→ PROVIDED PASSAGE:
○ ○ ○
Check your understanding
You're building a batch document extractor that processes 1,000 invoices per hour. Each invoice should return name, amount, and date as JSON. You use prefill to guarantee the output format. What happens to your token costs and response latency if you call the same prefill structure (opening brace) 1,000 times in a single hour? What should you consider to optimize further?
○ ○ ○
→ SUPPLIED INFORMATION:
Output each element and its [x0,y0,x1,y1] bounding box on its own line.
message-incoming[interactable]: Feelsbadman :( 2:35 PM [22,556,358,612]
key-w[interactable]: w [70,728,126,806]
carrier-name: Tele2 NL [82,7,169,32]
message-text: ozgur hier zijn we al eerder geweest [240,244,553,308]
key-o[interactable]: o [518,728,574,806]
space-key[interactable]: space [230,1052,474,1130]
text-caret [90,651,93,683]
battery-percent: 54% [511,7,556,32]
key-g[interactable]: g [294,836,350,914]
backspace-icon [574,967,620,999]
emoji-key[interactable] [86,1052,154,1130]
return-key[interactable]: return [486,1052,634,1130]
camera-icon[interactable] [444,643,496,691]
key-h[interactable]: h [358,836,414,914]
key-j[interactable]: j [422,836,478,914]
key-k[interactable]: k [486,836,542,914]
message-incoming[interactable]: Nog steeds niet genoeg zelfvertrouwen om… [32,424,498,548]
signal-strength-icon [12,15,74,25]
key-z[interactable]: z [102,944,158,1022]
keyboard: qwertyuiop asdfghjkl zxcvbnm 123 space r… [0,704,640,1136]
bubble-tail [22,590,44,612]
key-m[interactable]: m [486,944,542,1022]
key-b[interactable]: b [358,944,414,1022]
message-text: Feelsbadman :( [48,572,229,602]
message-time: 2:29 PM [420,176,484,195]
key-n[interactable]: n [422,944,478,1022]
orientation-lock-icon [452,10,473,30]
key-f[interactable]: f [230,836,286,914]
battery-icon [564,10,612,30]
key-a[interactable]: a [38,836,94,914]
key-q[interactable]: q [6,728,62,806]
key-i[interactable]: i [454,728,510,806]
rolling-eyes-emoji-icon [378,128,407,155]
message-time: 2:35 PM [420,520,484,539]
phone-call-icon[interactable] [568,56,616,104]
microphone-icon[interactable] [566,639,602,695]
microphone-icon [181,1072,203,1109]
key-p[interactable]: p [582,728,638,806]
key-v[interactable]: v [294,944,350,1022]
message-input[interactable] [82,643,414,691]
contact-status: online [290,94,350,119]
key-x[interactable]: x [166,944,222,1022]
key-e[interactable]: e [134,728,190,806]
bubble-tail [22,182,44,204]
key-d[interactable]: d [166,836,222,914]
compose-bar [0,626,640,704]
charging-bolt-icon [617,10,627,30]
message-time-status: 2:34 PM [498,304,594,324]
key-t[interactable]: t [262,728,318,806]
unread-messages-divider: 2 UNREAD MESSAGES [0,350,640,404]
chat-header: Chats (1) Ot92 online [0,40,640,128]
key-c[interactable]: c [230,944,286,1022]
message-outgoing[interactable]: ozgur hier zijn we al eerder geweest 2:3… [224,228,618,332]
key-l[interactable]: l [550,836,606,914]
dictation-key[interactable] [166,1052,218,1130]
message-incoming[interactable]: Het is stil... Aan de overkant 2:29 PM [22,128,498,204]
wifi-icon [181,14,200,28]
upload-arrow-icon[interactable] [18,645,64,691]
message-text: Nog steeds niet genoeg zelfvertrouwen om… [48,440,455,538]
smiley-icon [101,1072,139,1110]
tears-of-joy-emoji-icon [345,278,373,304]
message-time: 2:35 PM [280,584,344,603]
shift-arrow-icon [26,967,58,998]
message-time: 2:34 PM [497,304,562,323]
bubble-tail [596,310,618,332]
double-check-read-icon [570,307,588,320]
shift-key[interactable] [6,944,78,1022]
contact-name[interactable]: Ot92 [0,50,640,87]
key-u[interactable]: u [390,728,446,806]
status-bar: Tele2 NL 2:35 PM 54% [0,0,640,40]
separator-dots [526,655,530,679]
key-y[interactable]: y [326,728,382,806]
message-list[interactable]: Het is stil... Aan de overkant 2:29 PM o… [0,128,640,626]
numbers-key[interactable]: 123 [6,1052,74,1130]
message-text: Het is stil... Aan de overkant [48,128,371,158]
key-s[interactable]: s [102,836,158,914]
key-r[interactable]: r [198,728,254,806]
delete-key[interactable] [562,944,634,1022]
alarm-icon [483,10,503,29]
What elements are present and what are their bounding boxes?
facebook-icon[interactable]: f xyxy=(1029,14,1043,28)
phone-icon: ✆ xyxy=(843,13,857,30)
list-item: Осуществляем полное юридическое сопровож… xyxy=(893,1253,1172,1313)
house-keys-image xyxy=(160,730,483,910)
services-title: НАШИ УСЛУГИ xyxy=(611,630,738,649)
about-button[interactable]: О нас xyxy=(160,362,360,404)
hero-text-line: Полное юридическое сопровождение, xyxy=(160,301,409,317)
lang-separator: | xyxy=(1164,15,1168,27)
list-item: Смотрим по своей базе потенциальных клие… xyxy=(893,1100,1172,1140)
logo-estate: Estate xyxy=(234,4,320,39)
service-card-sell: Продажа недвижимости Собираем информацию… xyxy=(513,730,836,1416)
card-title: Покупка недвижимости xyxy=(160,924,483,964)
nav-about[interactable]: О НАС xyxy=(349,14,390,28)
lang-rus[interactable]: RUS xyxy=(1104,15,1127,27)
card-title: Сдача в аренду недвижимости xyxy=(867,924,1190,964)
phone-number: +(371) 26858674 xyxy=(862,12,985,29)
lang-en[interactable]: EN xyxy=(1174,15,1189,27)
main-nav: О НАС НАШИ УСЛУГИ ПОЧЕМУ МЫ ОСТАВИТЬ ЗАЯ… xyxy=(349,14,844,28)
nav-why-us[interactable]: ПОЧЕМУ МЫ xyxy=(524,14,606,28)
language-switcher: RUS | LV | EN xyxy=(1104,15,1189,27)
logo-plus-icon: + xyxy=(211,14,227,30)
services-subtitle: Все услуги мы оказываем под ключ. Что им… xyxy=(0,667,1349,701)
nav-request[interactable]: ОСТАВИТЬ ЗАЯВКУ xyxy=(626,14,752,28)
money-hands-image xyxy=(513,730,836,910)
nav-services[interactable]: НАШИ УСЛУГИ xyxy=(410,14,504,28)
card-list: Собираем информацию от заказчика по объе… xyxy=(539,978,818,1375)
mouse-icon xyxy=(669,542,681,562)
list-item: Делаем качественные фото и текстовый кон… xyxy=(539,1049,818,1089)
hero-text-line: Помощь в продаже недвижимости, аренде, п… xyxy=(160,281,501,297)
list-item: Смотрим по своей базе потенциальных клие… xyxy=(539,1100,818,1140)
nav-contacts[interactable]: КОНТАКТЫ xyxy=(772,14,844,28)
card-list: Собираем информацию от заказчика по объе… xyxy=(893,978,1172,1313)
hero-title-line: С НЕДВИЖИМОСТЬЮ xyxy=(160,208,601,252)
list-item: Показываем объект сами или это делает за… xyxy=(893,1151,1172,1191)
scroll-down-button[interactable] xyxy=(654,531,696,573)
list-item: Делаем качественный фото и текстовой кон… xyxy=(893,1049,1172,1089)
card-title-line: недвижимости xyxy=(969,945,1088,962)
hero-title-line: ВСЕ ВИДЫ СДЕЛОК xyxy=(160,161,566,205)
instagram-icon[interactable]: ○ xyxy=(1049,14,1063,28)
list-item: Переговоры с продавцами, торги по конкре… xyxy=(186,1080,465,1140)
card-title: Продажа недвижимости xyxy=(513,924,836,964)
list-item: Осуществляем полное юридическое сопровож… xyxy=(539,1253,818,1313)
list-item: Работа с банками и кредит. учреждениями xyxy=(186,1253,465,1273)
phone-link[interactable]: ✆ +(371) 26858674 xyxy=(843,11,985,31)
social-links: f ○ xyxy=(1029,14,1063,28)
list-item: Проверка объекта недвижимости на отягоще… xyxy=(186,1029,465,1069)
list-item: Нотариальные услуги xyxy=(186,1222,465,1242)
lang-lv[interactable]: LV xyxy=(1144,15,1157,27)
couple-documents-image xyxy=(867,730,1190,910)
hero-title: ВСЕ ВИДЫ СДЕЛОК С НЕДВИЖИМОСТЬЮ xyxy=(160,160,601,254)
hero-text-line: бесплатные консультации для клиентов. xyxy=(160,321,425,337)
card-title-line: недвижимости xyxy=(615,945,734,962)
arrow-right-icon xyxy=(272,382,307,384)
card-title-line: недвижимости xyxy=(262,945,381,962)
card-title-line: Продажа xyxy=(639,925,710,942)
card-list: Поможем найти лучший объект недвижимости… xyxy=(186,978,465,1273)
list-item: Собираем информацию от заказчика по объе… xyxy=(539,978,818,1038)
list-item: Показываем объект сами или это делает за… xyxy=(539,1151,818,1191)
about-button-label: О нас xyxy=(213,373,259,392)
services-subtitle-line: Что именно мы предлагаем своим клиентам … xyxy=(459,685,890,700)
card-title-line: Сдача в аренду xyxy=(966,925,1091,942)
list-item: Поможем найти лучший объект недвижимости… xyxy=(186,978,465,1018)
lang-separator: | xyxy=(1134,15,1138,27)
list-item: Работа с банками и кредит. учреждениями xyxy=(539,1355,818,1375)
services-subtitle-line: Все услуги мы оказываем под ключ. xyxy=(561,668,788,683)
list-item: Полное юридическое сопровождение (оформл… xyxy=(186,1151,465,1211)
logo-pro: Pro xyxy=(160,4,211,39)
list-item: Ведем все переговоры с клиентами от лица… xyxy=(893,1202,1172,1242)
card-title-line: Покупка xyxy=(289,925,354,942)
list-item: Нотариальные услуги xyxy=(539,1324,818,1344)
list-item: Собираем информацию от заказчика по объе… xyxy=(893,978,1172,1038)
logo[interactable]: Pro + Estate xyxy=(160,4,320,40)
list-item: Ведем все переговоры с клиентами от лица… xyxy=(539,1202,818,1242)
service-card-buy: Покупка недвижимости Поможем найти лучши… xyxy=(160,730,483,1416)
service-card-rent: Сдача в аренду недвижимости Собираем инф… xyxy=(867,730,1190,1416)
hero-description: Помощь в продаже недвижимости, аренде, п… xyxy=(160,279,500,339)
○ ○ ○
→ PROMPT 1: Write out the section of the invoice extraction passage that begins with the words containing "Check your understanding" and ends with "to optimize further?".
→ PROMPT 2: How would the invoice extraction passage go on past its final sentence? Continue it from that point.
The records have nothing to do with the invoice extraction passage.

→ RESPONSE BOX 1:
Check your understanding
You're building a batch document extractor that processes 1,000 invoices per hour. Each invoice should return name, amount, and date as JSON. You use prefill to guarantee the output format. What happens to your token costs and response latency if you call the same prefill structure (opening brace) 1,000 times in a single hour? What should you consider to optimize further?

→ RESPONSE BOX 2:
Show answer hint
Identical prefills within a 5-minute window trigger prompt caching. After the first request (cache write), the next 999 requests reuse the cached context at 90% discount. Your input tokens drop dramatically, but output tokens stay constant. To optimize further, you'd batch requests or use the Batch API to process all 1,000 invoices in a single API call with prefill, reducing the number of round-trips and cache overhead.